SUPPLIED DATA:
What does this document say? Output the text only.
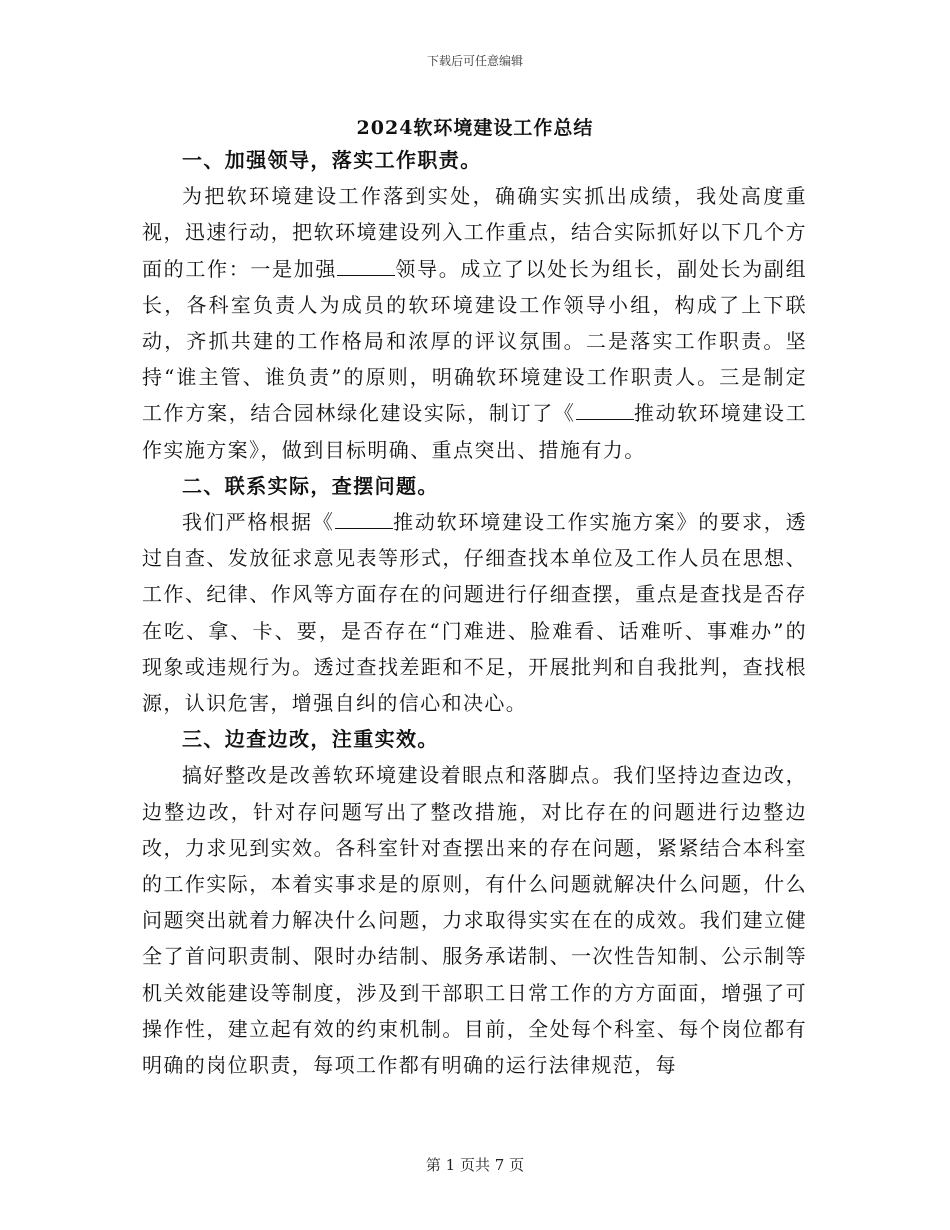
下载后可任意编辑
2024软环境建设工作总结
一、加强领导，落实工作职责。

为把软环境建设工作落到实处，确确实实抓出成绩，我处高度重视，迅速行动，把软环境建设列入工作重点，结合实际抓好以下几个方面的工作：一是加强	领导。成立了以处长为组长，副处长为副组长，各科室负责人为成员的软环境建设工作领导小组，构成了上下联动，齐抓共建的工作格局和浓厚的评议氛围。二是落实工作职责。坚持“谁主管、谁负责”的原则，明确软环境建设工作职责人。三是制定工作方案，结合园林绿化建设实际，制订了《	推动软环境建设工作实施方案》，做到目标明确、重点突出、措施有力。

二、联系实际，查摆问题。

我们严格根据《	推动软环境建设工作实施方案》的要求，透过自查、发放征求意见表等形式，仔细查找本单位及工作人员在思想、工作、纪律、作风等方面存在的问题进行仔细查摆，重点是查找是否存在吃、拿、卡、要，是否存在“门难进、脸难看、话难听、事难办”的现象或违规行为。透过查找差距和不足，开展批判和自我批判，查找根源，认识危害，增强自纠的信心和决心。

三、边查边改，注重实效。

搞好整改是改善软环境建设着眼点和落脚点。我们坚持边查边改，边整边改，针对存问题写出了整改措施，对比存在的问题进行边整边改，力求见到实效。各科室针对查摆出来的存在问题，紧紧结合本科室的工作实际，本着实事求是的原则，有什么问题就解决什么问题，什么问题突出就着力解决什么问题，力求取得实实在在的成效。我们建立健全了首问职责制、限时办结制、服务承诺制、一次性告知制、公示制等机关效能建设等制度，涉及到干部职工日常工作的方方面面，增强了可操作性，建立起有效的约束机制。目前，全处每个科室、每个岗位都有明确的岗位职责，每项工作都有明确的运行法律规范，每

第 1 页共 7 页
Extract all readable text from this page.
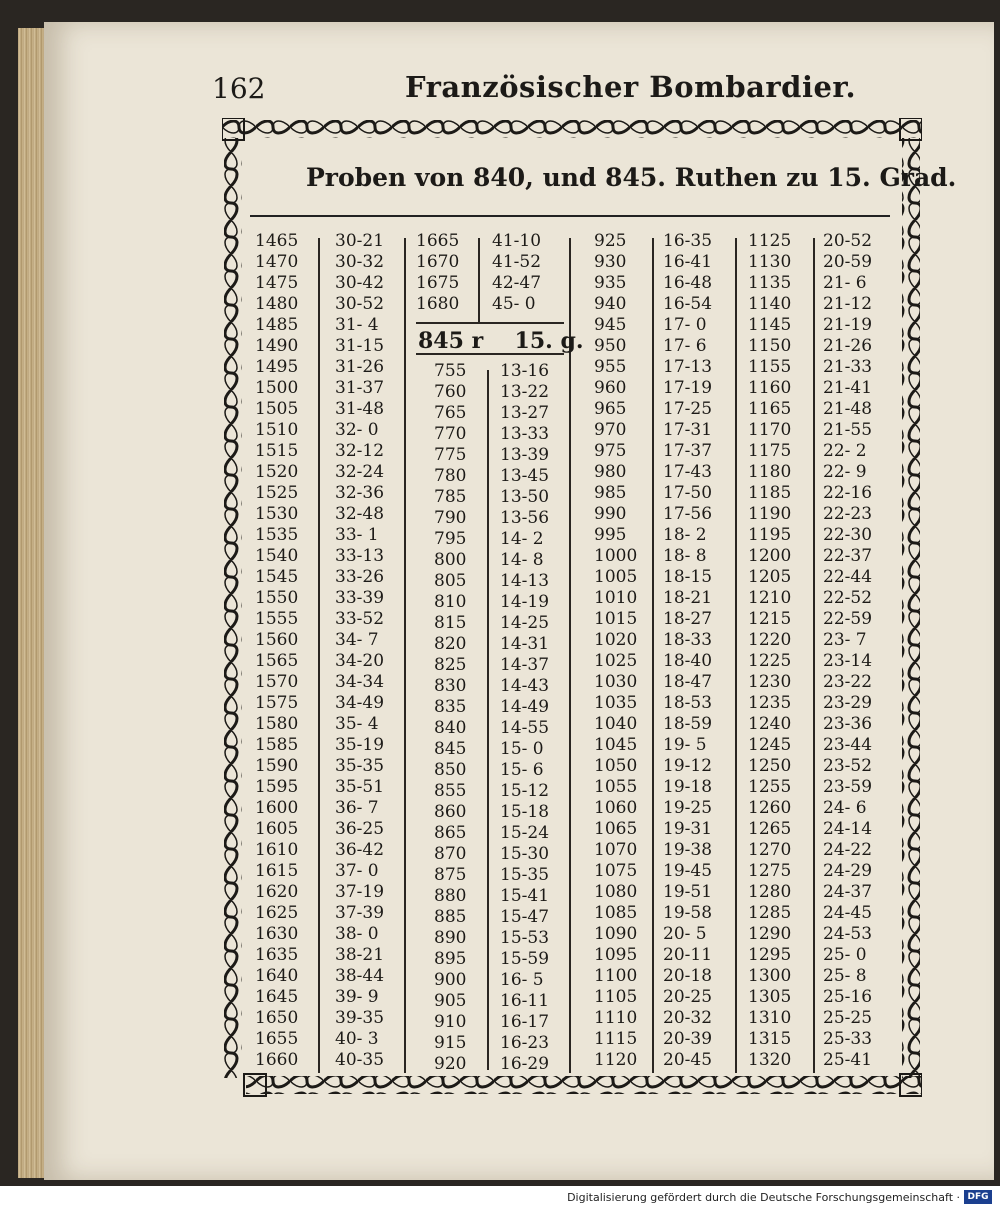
162	Französischer Bombardier.
Proben von 840, und 845. Ruthen zu 15. Grad.
845 r 15. g.
1465
1470
1475
1480
1485
1490
1495
1500
1505
1510
1515
1520
1525
1530
1535
1540
1545
1550
1555
1560
1565
1570
1575
1580
1585
1590
1595
1600
1605
1610
1615
1620
1625
1630
1635
1640
1645
1650
1655
1660
30-21
30-32
30-42
30-52
31- 4
31-15
31-26
31-37
31-48
32- 0
32-12
32-24
32-36
32-48
33- 1
33-13
33-26
33-39
33-52
34- 7
34-20
34-34
34-49
35- 4
35-19
35-35
35-51
36- 7
36-25
36-42
37- 0
37-19
37-39
38- 0
38-21
38-44
39- 9
39-35
40- 3
40-35
1665
1670
1675
1680
41-10
41-52
42-47
45- 0
755
760
765
770
775
780
785
790
795
800
805
810
815
820
825
830
835
840
845
850
855
860
865
870
875
880
885
890
895
900
905
910
915
920
13-16
13-22
13-27
13-33
13-39
13-45
13-50
13-56
14- 2
14- 8
14-13
14-19
14-25
14-31
14-37
14-43
14-49
14-55
15- 0
15- 6
15-12
15-18
15-24
15-30
15-35
15-41
15-47
15-53
15-59
16- 5
16-11
16-17
16-23
16-29
925
930
935
940
945
950
955
960
965
970
975
980
985
990
995
1000
1005
1010
1015
1020
1025
1030
1035
1040
1045
1050
1055
1060
1065
1070
1075
1080
1085
1090
1095
1100
1105
1110
1115
1120
16-35
16-41
16-48
16-54
17- 0
17- 6
17-13
17-19
17-25
17-31
17-37
17-43
17-50
17-56
18- 2
18- 8
18-15
18-21
18-27
18-33
18-40
18-47
18-53
18-59
19- 5
19-12
19-18
19-25
19-31
19-38
19-45
19-51
19-58
20- 5
20-11
20-18
20-25
20-32
20-39
20-45
1125
1130
1135
1140
1145
1150
1155
1160
1165
1170
1175
1180
1185
1190
1195
1200
1205
1210
1215
1220
1225
1230
1235
1240
1245
1250
1255
1260
1265
1270
1275
1280
1285
1290
1295
1300
1305
1310
1315
1320
20-52
20-59
21- 6
21-12
21-19
21-26
21-33
21-41
21-48
21-55
22- 2
22- 9
22-16
22-23
22-30
22-37
22-44
22-52
22-59
23- 7
23-14
23-22
23-29
23-36
23-44
23-52
23-59
24- 6
24-14
24-22
24-29
24-37
24-45
24-53
25- 0
25- 8
25-16
25-25
25-33
25-41
Digitalisierung gefördert durch die Deutsche Forschungsgemeinschaft · DFG
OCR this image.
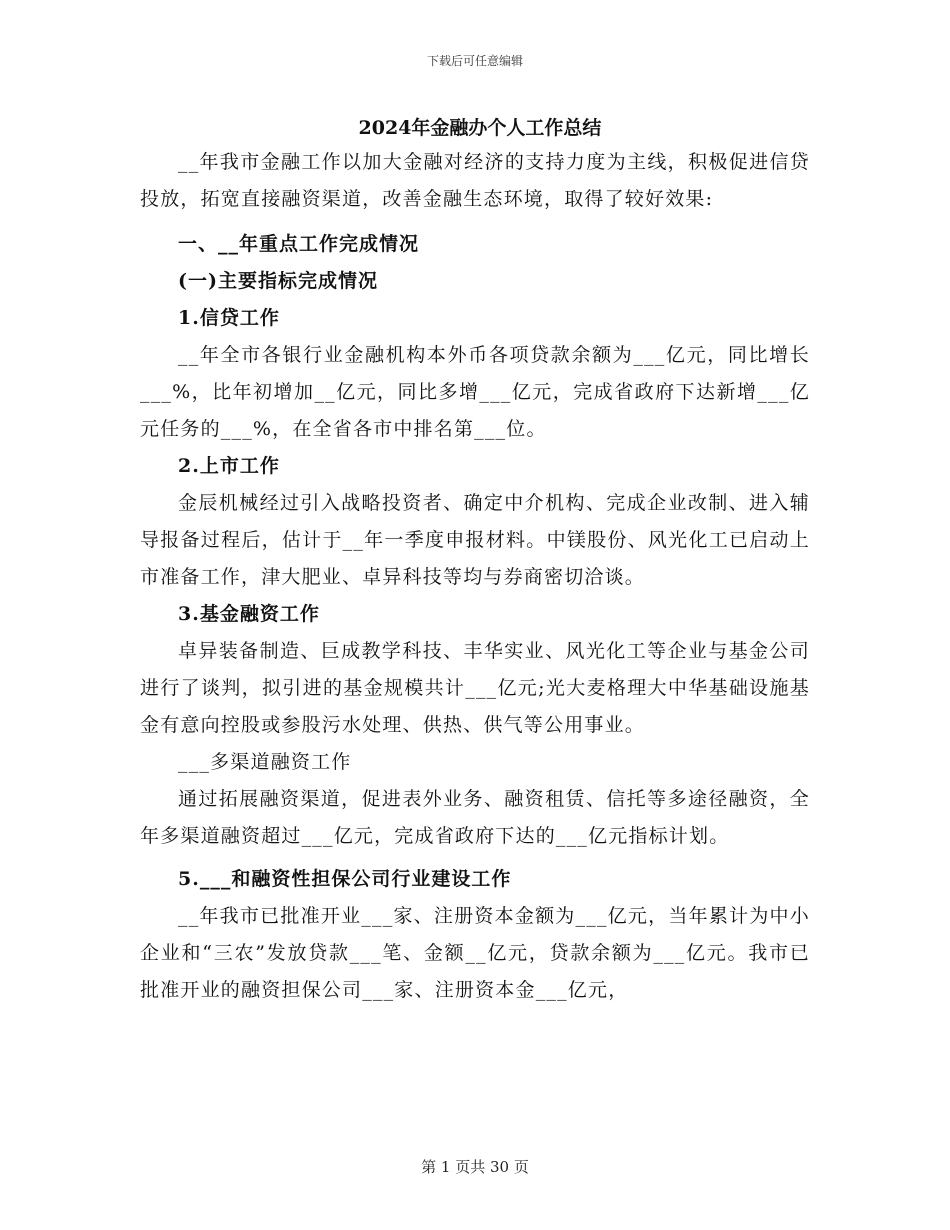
下载后可任意编辑
2024年金融办个人工作总结

__年我市金融工作以加大金融对经济的支持力度为主线，积极促进信贷投放，拓宽直接融资渠道，改善金融生态环境，取得了较好效果:

一、__年重点工作完成情况

(一)主要指标完成情况

1.信贷工作

__年全市各银行业金融机构本外币各项贷款余额为___亿元，同比增长___%，比年初增加__亿元，同比多增___亿元，完成省政府下达新增___亿元任务的___%，在全省各市中排名第___位。

2.上市工作

金辰机械经过引入战略投资者、确定中介机构、完成企业改制、进入辅导报备过程后，估计于__年一季度申报材料。中镁股份、风光化工已启动上市准备工作，津大肥业、卓异科技等均与券商密切洽谈。

3.基金融资工作

卓异装备制造、巨成教学科技、丰华实业、风光化工等企业与基金公司进行了谈判，拟引进的基金规模共计___亿元;光大麦格理大中华基础设施基金有意向控股或参股污水处理、供热、供气等公用事业。

___多渠道融资工作

通过拓展融资渠道，促进表外业务、融资租赁、信托等多途径融资，全年多渠道融资超过___亿元，完成省政府下达的___亿元指标计划。

5.___和融资性担保公司行业建设工作

__年我市已批准开业___家、注册资本金额为___亿元，当年累计为中小企业和“三农”发放贷款___笔、金额__亿元，贷款余额为___亿元。我市已批准开业的融资担保公司___家、注册资本金___亿元，

第 1 页共 30 页
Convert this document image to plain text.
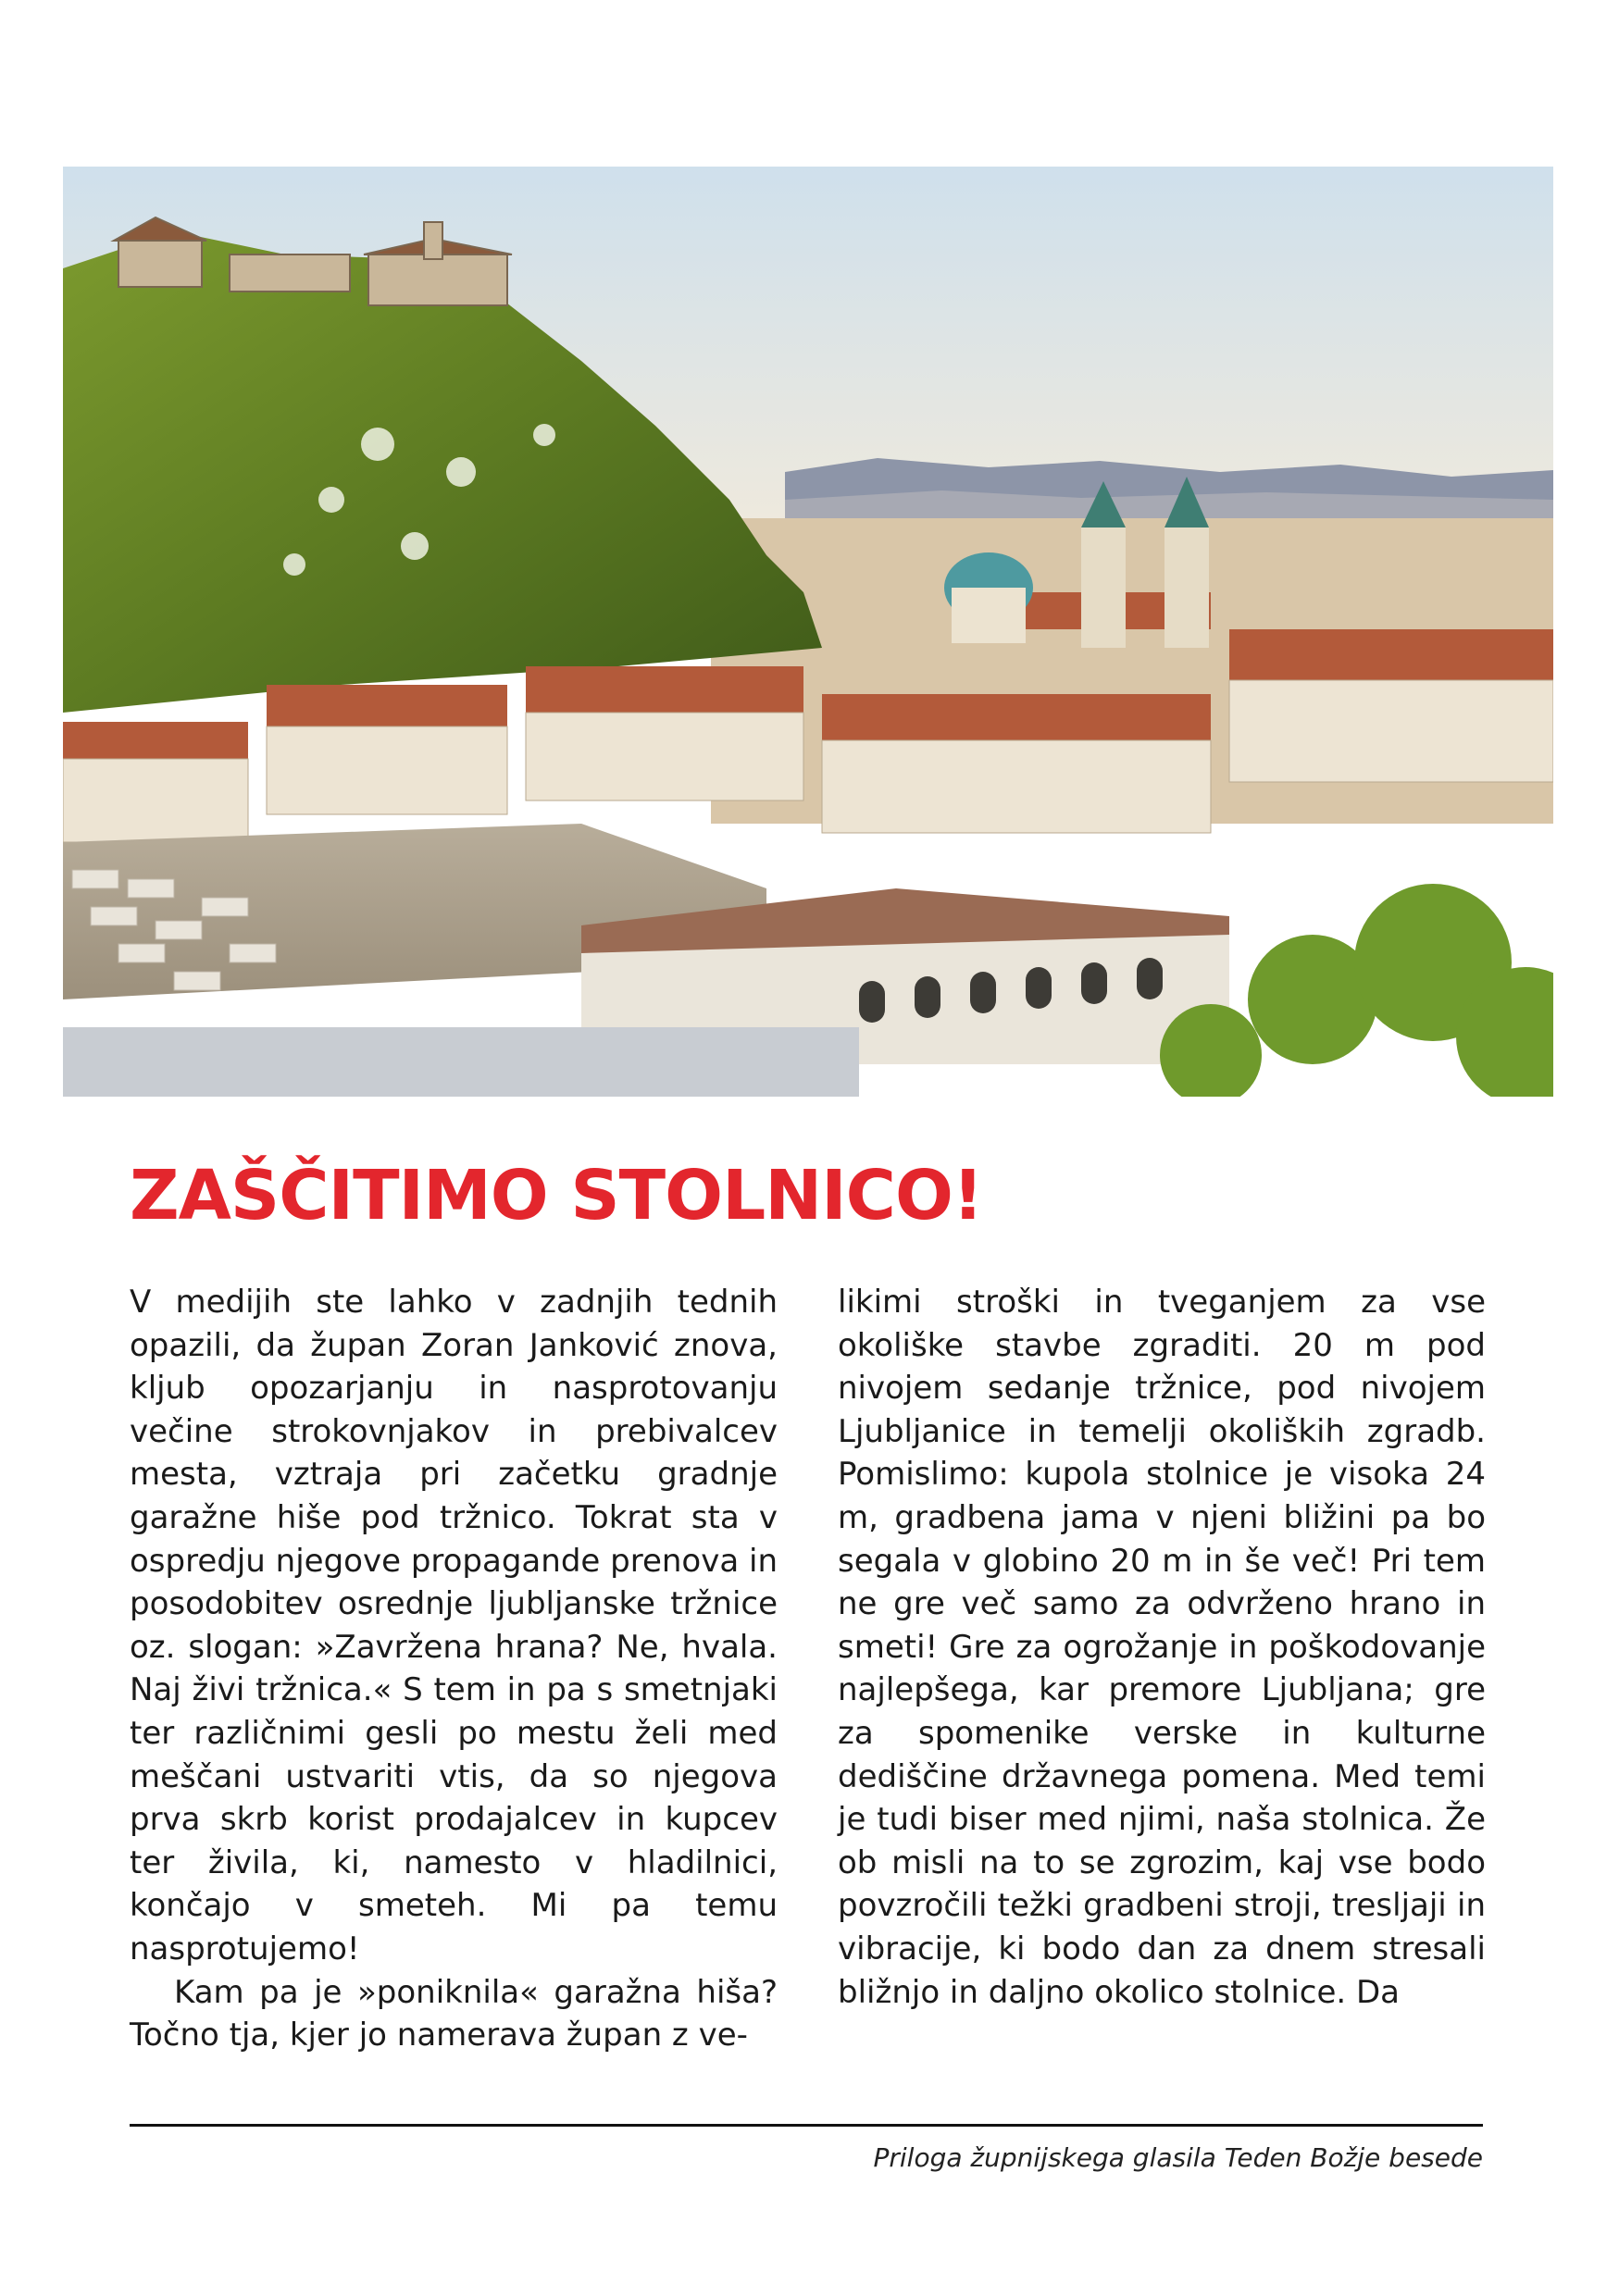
ZAŠČITIMO STOLNICO!

V medijih ste lahko v zadnjih tednih opazili, da župan Zoran Janković znova, kljub opozarjanju in nasprotovanju večine strokovnjakov in prebivalcev mesta, vztraja pri začetku gradnje garažne hiše pod tržnico. Tokrat sta v ospredju njegove propagande prenova in posodobitev osrednje ljubljanske tržnice oz. slogan: »Zavržena hrana? Ne, hvala. Naj živi tržnica.« S tem in pa s smetnjaki ter različnimi gesli po mestu želi med meščani ustvariti vtis, da so njegova prva skrb korist prodajalcev in kupcev ter živila, ki, namesto v hladilnici, končajo v smeteh. Mi pa temu nasprotujemo!

Kam pa je »poniknila« garažna hiša? Točno tja, kjer jo namerava župan z ve-

likimi stroški in tveganjem za vse okoliške stavbe zgraditi. 20 m pod nivojem sedanje tržnice, pod nivojem Ljubljanice in temelji okoliških zgradb. Pomislimo: kupola stolnice je visoka 24 m, gradbena jama v njeni bližini pa bo segala v globino 20 m in še več! Pri tem ne gre več samo za odvrženo hrano in smeti! Gre za ogrožanje in poškodovanje najlepšega, kar premore Ljubljana; gre za spomenike verske in kulturne dediščine državnega pomena. Med temi je tudi biser med njimi, naša stolnica. Že ob misli na to se zgrozim, kaj vse bodo povzročili težki gradbeni stroji, tresljaji in vibracije, ki bodo dan za dnem stresali bližnjo in daljno okolico stolnice. Da

Priloga župnijskega glasila Teden Božje besede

EXERCISE PROMPT:
Sift the material for lines with the string "text". Copy each one found.

COMPLETED TASK:
What does this document say? Output the text only.
Extract all readable text from this page.
Convert this document image to plain text.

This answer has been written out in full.